Records from a data source:
==*==
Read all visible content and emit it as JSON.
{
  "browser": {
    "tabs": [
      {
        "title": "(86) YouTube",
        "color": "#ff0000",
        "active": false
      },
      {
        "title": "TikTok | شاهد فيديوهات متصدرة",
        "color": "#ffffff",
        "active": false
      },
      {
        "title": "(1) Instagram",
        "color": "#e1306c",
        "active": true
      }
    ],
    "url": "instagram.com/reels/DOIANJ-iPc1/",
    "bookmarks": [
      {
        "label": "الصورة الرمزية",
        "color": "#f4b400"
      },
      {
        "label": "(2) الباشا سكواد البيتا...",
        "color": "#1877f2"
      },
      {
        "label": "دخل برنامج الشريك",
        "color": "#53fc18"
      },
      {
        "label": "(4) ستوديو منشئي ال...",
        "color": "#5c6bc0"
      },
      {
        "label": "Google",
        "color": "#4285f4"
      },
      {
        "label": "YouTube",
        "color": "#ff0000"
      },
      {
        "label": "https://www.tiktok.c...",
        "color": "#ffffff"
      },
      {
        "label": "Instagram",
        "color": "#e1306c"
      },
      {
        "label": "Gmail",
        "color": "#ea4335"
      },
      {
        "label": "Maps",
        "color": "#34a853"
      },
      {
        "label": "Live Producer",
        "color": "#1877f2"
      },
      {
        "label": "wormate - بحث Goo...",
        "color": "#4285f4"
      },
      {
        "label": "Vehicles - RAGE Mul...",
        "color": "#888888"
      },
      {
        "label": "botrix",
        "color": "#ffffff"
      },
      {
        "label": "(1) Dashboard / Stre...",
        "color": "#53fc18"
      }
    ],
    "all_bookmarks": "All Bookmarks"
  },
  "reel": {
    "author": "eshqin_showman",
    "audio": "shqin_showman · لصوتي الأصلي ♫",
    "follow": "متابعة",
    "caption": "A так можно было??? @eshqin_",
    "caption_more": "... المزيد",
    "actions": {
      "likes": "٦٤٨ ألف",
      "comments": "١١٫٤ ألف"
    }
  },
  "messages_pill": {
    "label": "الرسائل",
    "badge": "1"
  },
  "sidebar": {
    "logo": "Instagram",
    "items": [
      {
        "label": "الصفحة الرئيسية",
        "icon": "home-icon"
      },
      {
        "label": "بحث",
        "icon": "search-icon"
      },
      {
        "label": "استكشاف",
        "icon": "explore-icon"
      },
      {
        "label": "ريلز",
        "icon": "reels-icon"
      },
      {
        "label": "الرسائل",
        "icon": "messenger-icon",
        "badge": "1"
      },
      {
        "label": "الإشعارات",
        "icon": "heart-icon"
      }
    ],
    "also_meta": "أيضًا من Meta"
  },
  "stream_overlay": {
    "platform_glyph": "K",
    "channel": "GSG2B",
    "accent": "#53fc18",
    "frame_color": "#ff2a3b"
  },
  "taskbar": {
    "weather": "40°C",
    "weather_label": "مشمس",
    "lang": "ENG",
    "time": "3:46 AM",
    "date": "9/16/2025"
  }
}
==*==
> _Direction_
Reproduce the listing in full. Keep it exactly as written.

> _Written answer_
Read all visible content and emit it as JSON.
{
  "browser": {
    "tabs": [
      {
        "title": "(86) YouTube",
        "color": "#ff0000",
        "active": false
      },
      {
        "title": "TikTok | شاهد فيديوهات متصدرة",
        "color": "#ffffff",
        "active": false
      },
      {
        "title": "(1) Instagram",
        "color": "#e1306c",
        "active": true
      }
    ],
    "url": "instagram.com/reels/DOIANJ-iPc1/",
    "bookmarks": [
      {
        "label": "الصورة الرمزية",
        "color": "#f4b400"
      },
      {
        "label": "(2) الباشا سكواد البيتا...",
        "color": "#1877f2"
      },
      {
        "label": "دخل برنامج الشريك",
        "color": "#53fc18"
      },
      {
        "label": "(4) ستوديو منشئي ال...",
        "color": "#5c6bc0"
      },
      {
        "label": "Google",
        "color": "#4285f4"
      },
      {
        "label": "YouTube",
        "color": "#ff0000"
      },
      {
        "label": "https://www.tiktok.c...",
        "color": "#ffffff"
      },
      {
        "label": "Instagram",
        "color": "#e1306c"
      },
      {
        "label": "Gmail",
        "color": "#ea4335"
      },
      {
        "label": "Maps",
        "color": "#34a853"
      },
      {
        "label": "Live Producer",
        "color": "#1877f2"
      },
      {
        "label": "wormate - بحث Goo...",
        "color": "#4285f4"
      },
      {
        "label": "Vehicles - RAGE Mul...",
        "color": "#888888"
      },
      {
        "label": "botrix",
        "color": "#ffffff"
      },
      {
        "label": "(1) Dashboard / Stre...",
        "color": "#53fc18"
      }
    ],
    "all_bookmarks": "All Bookmarks"
  },
  "reel": {
    "author": "eshqin_showman",
    "audio": "shqin_showman · لصوتي الأصلي ♫",
    "follow": "متابعة",
    "caption": "A так можно было??? @eshqin_",
    "caption_more": "... المزيد",
    "actions": {
      "likes": "٦٤٨ ألف",
      "comments": "١١٫٤ ألف"
    }
  },
  "messages_pill": {
    "label": "الرسائل",
    "badge": "1"
  },
  "sidebar": {
    "logo": "Instagram",
    "items": [
      {
        "label": "الصفحة الرئيسية",
        "icon": "home-icon"
      },
      {
        "label": "بحث",
        "icon": "search-icon"
      },
      {
        "label": "استكشاف",
        "icon": "explore-icon"
      },
      {
        "label": "ريلز",
        "icon": "reels-icon"
      },
      {
        "label": "الرسائل",
        "icon": "messenger-icon",
        "badge": "1"
      },
      {
        "label": "الإشعارات",
        "icon": "heart-icon"
      }
    ],
    "also_meta": "أيضًا من Meta"
  },
  "stream_overlay": {
    "platform_glyph": "K",
    "channel": "GSG2B",
    "accent": "#53fc18",
    "frame_color": "#ff2a3b"
  },
  "taskbar": {
    "weather": "40°C",
    "weather_label": "مشمس",
    "lang": "ENG",
    "time": "3:46 AM",
    "date": "9/16/2025"
  }
}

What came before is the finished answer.